WHAT IS BEING ASKED => What is needed here is an exact copy of every entry.

INPUT RECORDS =>
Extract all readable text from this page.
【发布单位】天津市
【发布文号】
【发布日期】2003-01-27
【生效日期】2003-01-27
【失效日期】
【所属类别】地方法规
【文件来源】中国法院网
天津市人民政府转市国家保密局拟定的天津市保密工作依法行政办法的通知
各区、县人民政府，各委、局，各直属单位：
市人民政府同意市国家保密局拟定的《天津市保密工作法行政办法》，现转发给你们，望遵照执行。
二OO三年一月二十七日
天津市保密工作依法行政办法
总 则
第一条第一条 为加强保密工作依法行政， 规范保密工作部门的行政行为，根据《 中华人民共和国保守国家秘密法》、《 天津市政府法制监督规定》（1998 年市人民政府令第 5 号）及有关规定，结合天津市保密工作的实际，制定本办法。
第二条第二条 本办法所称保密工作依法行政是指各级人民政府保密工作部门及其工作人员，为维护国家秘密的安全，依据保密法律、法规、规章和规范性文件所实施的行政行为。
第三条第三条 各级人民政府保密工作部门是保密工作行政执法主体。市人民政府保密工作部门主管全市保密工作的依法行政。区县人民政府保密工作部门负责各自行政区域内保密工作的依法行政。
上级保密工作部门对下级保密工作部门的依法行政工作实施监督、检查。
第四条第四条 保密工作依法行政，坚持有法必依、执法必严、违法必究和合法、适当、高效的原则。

ANSWER TO THIS PROBLEM =>
Extract all readable text from this page.
【发布单位】天津市
【发布文号】
【发布日期】2003-01-27
【生效日期】2003-01-27
【失效日期】
【所属类别】地方法规
【文件来源】中国法院网
天津市人民政府转市国家保密局拟定的天津市保密工作依法行政办法的通知
各区、县人民政府，各委、局，各直属单位：
市人民政府同意市国家保密局拟定的《天津市保密工作法行政办法》，现转发给你们，望遵照执行。
二OO三年一月二十七日
天津市保密工作依法行政办法
总 则
第一条第一条 为加强保密工作依法行政， 规范保密工作部门的行政行为，根据《 中华人民共和国保守国家秘密法》、《 天津市政府法制监督规定》（1998 年市人民政府令第 5 号）及有关规定，结合天津市保密工作的实际，制定本办法。
第二条第二条 本办法所称保密工作依法行政是指各级人民政府保密工作部门及其工作人员，为维护国家秘密的安全，依据保密法律、法规、规章和规范性文件所实施的行政行为。
第三条第三条 各级人民政府保密工作部门是保密工作行政执法主体。市人民政府保密工作部门主管全市保密工作的依法行政。区县人民政府保密工作部门负责各自行政区域内保密工作的依法行政。
上级保密工作部门对下级保密工作部门的依法行政工作实施监督、检查。
第四条第四条 保密工作依法行政，坚持有法必依、执法必严、违法必究和合法、适当、高效的原则。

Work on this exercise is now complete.